----- Dataset excerpts

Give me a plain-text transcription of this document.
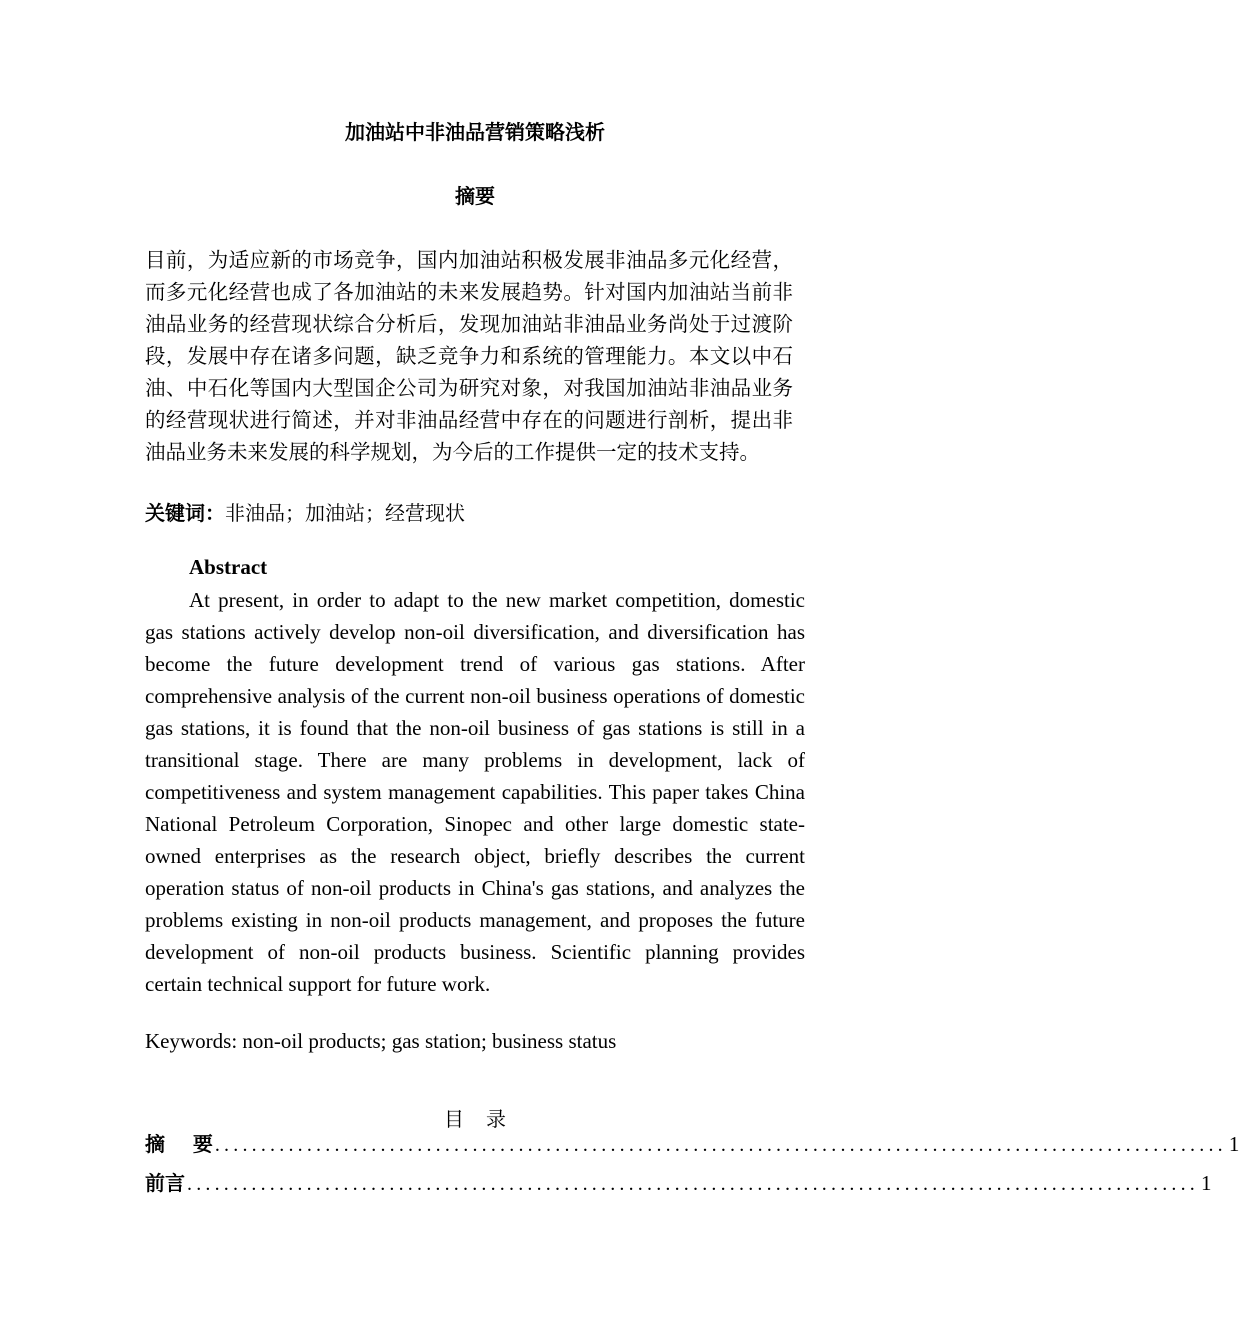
加油站中非油品营销策略浅析
摘要

目前，为适应新的市场竞争，国内加油站积极发展非油品多元化经营，而多元化经营也成了各加油站的未来发展趋势。针对国内加油站当前非油品业务的经营现状综合分析后，发现加油站非油品业务尚处于过渡阶段，发展中存在诸多问题，缺乏竞争力和系统的管理能力。本文以中石油、中石化等国内大型国企公司为研究对象，对我国加油站非油品业务的经营现状进行简述，并对非油品经营中存在的问题进行剖析，提出非油品业务未来发展的科学规划，为今后的工作提供一定的技术支持。

关键词：非油品；加油站；经营现状
Abstract

At present, in order to adapt to the new market competition, domestic gas stations actively develop non-oil diversification, and diversification has become the future development trend of various gas stations. After comprehensive analysis of the current non-oil business operations of domestic gas stations, it is found that the non-oil business of gas stations is still in a transitional stage. There are many problems in development, lack of competitiveness and system management capabilities. This paper takes China National Petroleum Corporation, Sinopec and other large domestic state-owned enterprises as the research object, briefly describes the current operation status of non-oil products in China's gas stations, and analyzes the problems existing in non-oil products management, and proposes the future development of non-oil products business. Scientific planning provides certain technical support for future work.

Keywords: non-oil products; gas station; business status
目录
摘    要 .............................................................................................................. 1
前言 .............................................................................................................. 1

----------

Skip every picture and transcribe the data above exactly.

Give me a plain-text transcription of this document.
加油站中非油品营销策略浅析
摘要

目前，为适应新的市场竞争，国内加油站积极发展非油品多元化经营，而多元化经营也成了各加油站的未来发展趋势。针对国内加油站当前非油品业务的经营现状综合分析后，发现加油站非油品业务尚处于过渡阶段，发展中存在诸多问题，缺乏竞争力和系统的管理能力。本文以中石油、中石化等国内大型国企公司为研究对象，对我国加油站非油品业务的经营现状进行简述，并对非油品经营中存在的问题进行剖析，提出非油品业务未来发展的科学规划，为今后的工作提供一定的技术支持。

关键词：非油品；加油站；经营现状
Abstract

At present, in order to adapt to the new market competition, domestic gas stations actively develop non-oil diversification, and diversification has become the future development trend of various gas stations. After comprehensive analysis of the current non-oil business operations of domestic gas stations, it is found that the non-oil business of gas stations is still in a transitional stage. There are many problems in development, lack of competitiveness and system management capabilities. This paper takes China National Petroleum Corporation, Sinopec and other large domestic state-owned enterprises as the research object, briefly describes the current operation status of non-oil products in China's gas stations, and analyzes the problems existing in non-oil products management, and proposes the future development of non-oil products business. Scientific planning provides certain technical support for future work.

Keywords: non-oil products; gas station; business status
目录
摘    要 .............................................................................................................. 1
前言 .............................................................................................................. 1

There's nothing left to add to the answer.